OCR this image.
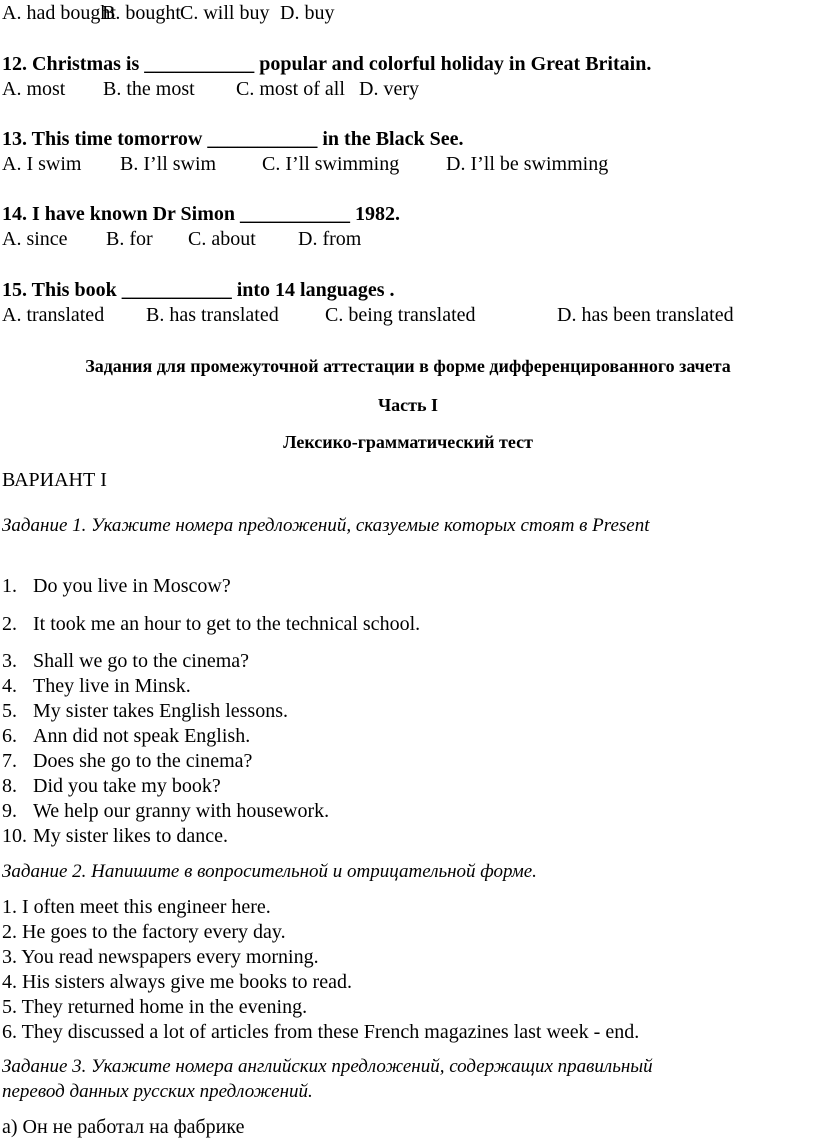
A. had bought
B. bought C. will buy D. buy
12. Christmas is ___________ popular and colorful holiday in Great Britain.
A. most B. the most C. most of all D. very
13. This time tomorrow ___________ in the Black See.
A. I swim B. I’ll swim C. I’ll swimming D. I’ll be swimming
14. I have known Dr Simon ___________ 1982.
A. since B. for C. about D. from
15. This book ___________ into 14 languages .
A. translated B. has translated C. being translated	D. has been translated
Задания для промежуточной аттестации в форме дифференцированного зачета
Часть I
Лексико-грамматический тест
ВАРИАНТ I
Задание 1. Укажите номера предложений, сказуемые которых стоят в Present
1. Do you live in Moscow?
2. It took me an hour to get to the technical school.
3. Shall we go to the cinema?
4. They live in Minsk.
5. My sister takes English lessons.
6. Ann did not speak English.
7. Does she go to the cinema?
8. Did you take my book?
9. We help our granny with housework.
10. My sister likes to dance.
Задание 2. Напишите в вопросительной и отрицательной форме.
1. I often meet this engineer here.
2. He goes to the factory every day.
3. You read newspapers every morning.
4. His sisters always give me books to read.
5. They returned home in the evening.
6. They discussed a lot of articles from these French magazines last week - end.
Задание 3. Укажите номера английских предложений, содержащих правильный
перевод данных русских предложений.
а) Он не работал на фабрике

_ _ _ _ _

→ What the task requires:
Give the count of lines in the data above that hold the string "номера", with no additional words.

→ Solved problem:
2